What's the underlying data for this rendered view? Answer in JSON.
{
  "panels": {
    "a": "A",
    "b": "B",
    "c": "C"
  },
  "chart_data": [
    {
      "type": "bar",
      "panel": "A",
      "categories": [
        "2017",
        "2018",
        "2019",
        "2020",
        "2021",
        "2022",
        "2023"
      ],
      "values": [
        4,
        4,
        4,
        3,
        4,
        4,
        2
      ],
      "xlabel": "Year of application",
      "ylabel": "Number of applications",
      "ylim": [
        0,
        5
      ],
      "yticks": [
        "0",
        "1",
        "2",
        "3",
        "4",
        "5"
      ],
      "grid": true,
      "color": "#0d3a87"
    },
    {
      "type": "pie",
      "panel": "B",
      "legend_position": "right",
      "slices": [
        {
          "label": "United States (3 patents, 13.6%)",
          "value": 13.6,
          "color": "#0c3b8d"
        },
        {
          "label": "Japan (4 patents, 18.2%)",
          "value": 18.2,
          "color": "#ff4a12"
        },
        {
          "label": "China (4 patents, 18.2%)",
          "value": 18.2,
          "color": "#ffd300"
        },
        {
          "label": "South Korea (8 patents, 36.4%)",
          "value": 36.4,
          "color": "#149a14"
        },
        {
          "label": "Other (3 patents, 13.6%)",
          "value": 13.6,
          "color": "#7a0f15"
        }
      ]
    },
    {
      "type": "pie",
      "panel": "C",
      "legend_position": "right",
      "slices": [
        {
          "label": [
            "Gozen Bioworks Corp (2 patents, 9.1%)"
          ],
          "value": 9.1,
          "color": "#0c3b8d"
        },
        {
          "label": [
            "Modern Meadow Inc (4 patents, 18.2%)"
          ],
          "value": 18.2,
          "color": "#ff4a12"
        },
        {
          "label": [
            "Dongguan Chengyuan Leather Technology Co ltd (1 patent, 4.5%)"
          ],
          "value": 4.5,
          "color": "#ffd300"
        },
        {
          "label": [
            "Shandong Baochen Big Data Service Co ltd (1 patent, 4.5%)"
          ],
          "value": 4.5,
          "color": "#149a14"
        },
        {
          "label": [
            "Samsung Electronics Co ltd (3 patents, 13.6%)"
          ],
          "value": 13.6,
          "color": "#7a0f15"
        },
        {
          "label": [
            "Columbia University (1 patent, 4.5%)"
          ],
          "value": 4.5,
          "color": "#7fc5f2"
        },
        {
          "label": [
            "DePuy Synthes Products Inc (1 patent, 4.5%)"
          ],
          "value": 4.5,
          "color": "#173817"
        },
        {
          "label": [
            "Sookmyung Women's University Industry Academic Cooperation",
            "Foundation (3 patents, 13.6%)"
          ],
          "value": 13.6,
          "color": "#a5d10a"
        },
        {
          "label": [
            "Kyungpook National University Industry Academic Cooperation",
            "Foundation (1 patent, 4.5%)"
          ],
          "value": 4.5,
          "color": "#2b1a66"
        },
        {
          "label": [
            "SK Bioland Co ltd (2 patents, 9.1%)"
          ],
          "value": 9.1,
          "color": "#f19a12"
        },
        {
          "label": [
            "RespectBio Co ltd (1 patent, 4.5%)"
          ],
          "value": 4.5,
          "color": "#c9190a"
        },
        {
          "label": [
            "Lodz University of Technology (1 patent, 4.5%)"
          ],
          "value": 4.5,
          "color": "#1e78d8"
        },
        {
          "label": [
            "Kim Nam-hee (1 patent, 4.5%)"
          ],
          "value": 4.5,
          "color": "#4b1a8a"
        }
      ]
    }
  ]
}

───

Instruction. Show every line in the entries where the string "Technology" occurs.

Worked solution.
            "Dongguan Chengyuan Leather Technology Co ltd (1 patent, 4.5%)"
            "Lodz University of Technology (1 patent, 4.5%)"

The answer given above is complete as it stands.